====== Material supplied

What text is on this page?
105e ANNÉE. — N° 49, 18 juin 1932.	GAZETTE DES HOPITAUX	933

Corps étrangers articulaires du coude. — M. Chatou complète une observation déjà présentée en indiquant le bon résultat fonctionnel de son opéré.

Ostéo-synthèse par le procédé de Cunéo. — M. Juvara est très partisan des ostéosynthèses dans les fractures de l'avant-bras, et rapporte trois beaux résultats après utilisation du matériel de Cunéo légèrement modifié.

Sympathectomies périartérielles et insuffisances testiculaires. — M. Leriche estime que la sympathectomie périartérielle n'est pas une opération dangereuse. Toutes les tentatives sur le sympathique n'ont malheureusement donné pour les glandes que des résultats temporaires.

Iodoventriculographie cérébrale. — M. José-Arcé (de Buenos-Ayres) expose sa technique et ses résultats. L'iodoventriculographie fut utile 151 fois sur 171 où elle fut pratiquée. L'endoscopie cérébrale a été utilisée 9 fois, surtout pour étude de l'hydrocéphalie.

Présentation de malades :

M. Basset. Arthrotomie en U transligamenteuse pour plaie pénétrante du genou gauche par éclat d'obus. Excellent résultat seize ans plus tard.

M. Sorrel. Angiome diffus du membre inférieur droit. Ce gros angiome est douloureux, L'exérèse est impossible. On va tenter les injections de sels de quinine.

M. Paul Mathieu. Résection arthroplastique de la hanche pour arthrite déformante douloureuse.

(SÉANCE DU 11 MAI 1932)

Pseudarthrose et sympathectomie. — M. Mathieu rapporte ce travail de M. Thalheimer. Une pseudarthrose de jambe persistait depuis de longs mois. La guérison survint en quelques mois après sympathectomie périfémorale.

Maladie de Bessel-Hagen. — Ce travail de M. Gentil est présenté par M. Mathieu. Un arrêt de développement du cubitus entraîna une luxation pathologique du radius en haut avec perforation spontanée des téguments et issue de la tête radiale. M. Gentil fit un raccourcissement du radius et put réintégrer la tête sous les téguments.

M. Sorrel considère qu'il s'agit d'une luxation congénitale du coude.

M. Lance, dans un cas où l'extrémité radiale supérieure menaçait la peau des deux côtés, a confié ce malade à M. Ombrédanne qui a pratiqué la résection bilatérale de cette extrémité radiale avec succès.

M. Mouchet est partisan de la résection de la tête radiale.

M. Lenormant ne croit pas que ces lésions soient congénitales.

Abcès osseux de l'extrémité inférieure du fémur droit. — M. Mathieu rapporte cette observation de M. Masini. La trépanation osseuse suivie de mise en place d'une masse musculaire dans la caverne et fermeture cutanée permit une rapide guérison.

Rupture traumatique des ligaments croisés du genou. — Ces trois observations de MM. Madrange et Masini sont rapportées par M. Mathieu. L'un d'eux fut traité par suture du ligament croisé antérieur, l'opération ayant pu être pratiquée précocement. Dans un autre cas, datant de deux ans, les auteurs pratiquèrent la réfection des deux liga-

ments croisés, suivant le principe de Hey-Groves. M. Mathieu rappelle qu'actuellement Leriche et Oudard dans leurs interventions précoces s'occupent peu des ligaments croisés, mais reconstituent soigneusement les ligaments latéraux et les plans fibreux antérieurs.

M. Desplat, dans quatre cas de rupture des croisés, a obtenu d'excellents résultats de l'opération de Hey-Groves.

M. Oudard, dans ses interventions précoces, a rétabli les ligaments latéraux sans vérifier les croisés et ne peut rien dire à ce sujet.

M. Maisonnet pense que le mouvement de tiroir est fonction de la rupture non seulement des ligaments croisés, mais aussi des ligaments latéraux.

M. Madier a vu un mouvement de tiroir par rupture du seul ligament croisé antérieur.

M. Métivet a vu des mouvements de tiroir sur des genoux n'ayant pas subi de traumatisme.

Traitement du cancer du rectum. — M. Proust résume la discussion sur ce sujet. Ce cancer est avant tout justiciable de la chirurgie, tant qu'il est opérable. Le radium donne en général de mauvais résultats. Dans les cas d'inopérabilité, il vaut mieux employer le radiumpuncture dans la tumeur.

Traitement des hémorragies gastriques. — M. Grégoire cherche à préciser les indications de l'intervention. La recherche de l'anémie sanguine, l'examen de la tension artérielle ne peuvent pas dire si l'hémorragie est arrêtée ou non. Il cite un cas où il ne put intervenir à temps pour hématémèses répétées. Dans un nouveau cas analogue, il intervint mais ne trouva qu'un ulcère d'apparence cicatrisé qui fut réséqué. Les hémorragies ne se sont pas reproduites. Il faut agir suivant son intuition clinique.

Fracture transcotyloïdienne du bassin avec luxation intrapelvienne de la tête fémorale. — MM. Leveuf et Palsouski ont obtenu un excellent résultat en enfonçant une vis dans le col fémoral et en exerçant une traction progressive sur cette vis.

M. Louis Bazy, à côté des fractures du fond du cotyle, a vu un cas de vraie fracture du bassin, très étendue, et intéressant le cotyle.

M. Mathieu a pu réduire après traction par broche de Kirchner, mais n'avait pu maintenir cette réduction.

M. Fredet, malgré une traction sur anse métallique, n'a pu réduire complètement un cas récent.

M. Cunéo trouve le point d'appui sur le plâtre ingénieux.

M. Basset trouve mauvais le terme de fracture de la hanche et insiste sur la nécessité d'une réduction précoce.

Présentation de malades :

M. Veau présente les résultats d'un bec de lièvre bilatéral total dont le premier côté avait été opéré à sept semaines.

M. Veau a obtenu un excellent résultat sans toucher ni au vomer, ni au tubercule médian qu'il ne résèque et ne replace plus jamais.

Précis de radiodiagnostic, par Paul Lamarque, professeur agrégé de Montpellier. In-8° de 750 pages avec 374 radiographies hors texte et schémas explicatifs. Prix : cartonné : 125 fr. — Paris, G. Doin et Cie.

============

■ **Aim of the task**: Copy every line exactly. Leave nothing out.

■ **Answer below**:
What text is on this page?
105e ANNÉE. — N° 49, 18 juin 1932.	GAZETTE DES HOPITAUX	933

Corps étrangers articulaires du coude. — M. Chatou complète une observation déjà présentée en indiquant le bon résultat fonctionnel de son opéré.

Ostéo-synthèse par le procédé de Cunéo. — M. Juvara est très partisan des ostéosynthèses dans les fractures de l'avant-bras, et rapporte trois beaux résultats après utilisation du matériel de Cunéo légèrement modifié.

Sympathectomies périartérielles et insuffisances testiculaires. — M. Leriche estime que la sympathectomie périartérielle n'est pas une opération dangereuse. Toutes les tentatives sur le sympathique n'ont malheureusement donné pour les glandes que des résultats temporaires.

Iodoventriculographie cérébrale. — M. José-Arcé (de Buenos-Ayres) expose sa technique et ses résultats. L'iodoventriculographie fut utile 151 fois sur 171 où elle fut pratiquée. L'endoscopie cérébrale a été utilisée 9 fois, surtout pour étude de l'hydrocéphalie.

Présentation de malades :

M. Basset. Arthrotomie en U transligamenteuse pour plaie pénétrante du genou gauche par éclat d'obus. Excellent résultat seize ans plus tard.

M. Sorrel. Angiome diffus du membre inférieur droit. Ce gros angiome est douloureux, L'exérèse est impossible. On va tenter les injections de sels de quinine.

M. Paul Mathieu. Résection arthroplastique de la hanche pour arthrite déformante douloureuse.

(SÉANCE DU 11 MAI 1932)

Pseudarthrose et sympathectomie. — M. Mathieu rapporte ce travail de M. Thalheimer. Une pseudarthrose de jambe persistait depuis de longs mois. La guérison survint en quelques mois après sympathectomie périfémorale.

Maladie de Bessel-Hagen. — Ce travail de M. Gentil est présenté par M. Mathieu. Un arrêt de développement du cubitus entraîna une luxation pathologique du radius en haut avec perforation spontanée des téguments et issue de la tête radiale. M. Gentil fit un raccourcissement du radius et put réintégrer la tête sous les téguments.

M. Sorrel considère qu'il s'agit d'une luxation congénitale du coude.

M. Lance, dans un cas où l'extrémité radiale supérieure menaçait la peau des deux côtés, a confié ce malade à M. Ombrédanne qui a pratiqué la résection bilatérale de cette extrémité radiale avec succès.

M. Mouchet est partisan de la résection de la tête radiale.

M. Lenormant ne croit pas que ces lésions soient congénitales.

Abcès osseux de l'extrémité inférieure du fémur droit. — M. Mathieu rapporte cette observation de M. Masini. La trépanation osseuse suivie de mise en place d'une masse musculaire dans la caverne et fermeture cutanée permit une rapide guérison.

Rupture traumatique des ligaments croisés du genou. — Ces trois observations de MM. Madrange et Masini sont rapportées par M. Mathieu. L'un d'eux fut traité par suture du ligament croisé antérieur, l'opération ayant pu être pratiquée précocement. Dans un autre cas, datant de deux ans, les auteurs pratiquèrent la réfection des deux liga-

ments croisés, suivant le principe de Hey-Groves. M. Mathieu rappelle qu'actuellement Leriche et Oudard dans leurs interventions précoces s'occupent peu des ligaments croisés, mais reconstituent soigneusement les ligaments latéraux et les plans fibreux antérieurs.

M. Desplat, dans quatre cas de rupture des croisés, a obtenu d'excellents résultats de l'opération de Hey-Groves.

M. Oudard, dans ses interventions précoces, a rétabli les ligaments latéraux sans vérifier les croisés et ne peut rien dire à ce sujet.

M. Maisonnet pense que le mouvement de tiroir est fonction de la rupture non seulement des ligaments croisés, mais aussi des ligaments latéraux.

M. Madier a vu un mouvement de tiroir par rupture du seul ligament croisé antérieur.

M. Métivet a vu des mouvements de tiroir sur des genoux n'ayant pas subi de traumatisme.

Traitement du cancer du rectum. — M. Proust résume la discussion sur ce sujet. Ce cancer est avant tout justiciable de la chirurgie, tant qu'il est opérable. Le radium donne en général de mauvais résultats. Dans les cas d'inopérabilité, il vaut mieux employer le radiumpuncture dans la tumeur.

Traitement des hémorragies gastriques. — M. Grégoire cherche à préciser les indications de l'intervention. La recherche de l'anémie sanguine, l'examen de la tension artérielle ne peuvent pas dire si l'hémorragie est arrêtée ou non. Il cite un cas où il ne put intervenir à temps pour hématémèses répétées. Dans un nouveau cas analogue, il intervint mais ne trouva qu'un ulcère d'apparence cicatrisé qui fut réséqué. Les hémorragies ne se sont pas reproduites. Il faut agir suivant son intuition clinique.

Fracture transcotyloïdienne du bassin avec luxation intrapelvienne de la tête fémorale. — MM. Leveuf et Palsouski ont obtenu un excellent résultat en enfonçant une vis dans le col fémoral et en exerçant une traction progressive sur cette vis.

M. Louis Bazy, à côté des fractures du fond du cotyle, a vu un cas de vraie fracture du bassin, très étendue, et intéressant le cotyle.

M. Mathieu a pu réduire après traction par broche de Kirchner, mais n'avait pu maintenir cette réduction.

M. Fredet, malgré une traction sur anse métallique, n'a pu réduire complètement un cas récent.

M. Cunéo trouve le point d'appui sur le plâtre ingénieux.

M. Basset trouve mauvais le terme de fracture de la hanche et insiste sur la nécessité d'une réduction précoce.

Présentation de malades :

M. Veau présente les résultats d'un bec de lièvre bilatéral total dont le premier côté avait été opéré à sept semaines.

M. Veau a obtenu un excellent résultat sans toucher ni au vomer, ni au tubercule médian qu'il ne résèque et ne replace plus jamais.

Précis de radiodiagnostic, par Paul Lamarque, professeur agrégé de Montpellier. In-8° de 750 pages avec 374 radiographies hors texte et schémas explicatifs. Prix : cartonné : 125 fr. — Paris, G. Doin et Cie.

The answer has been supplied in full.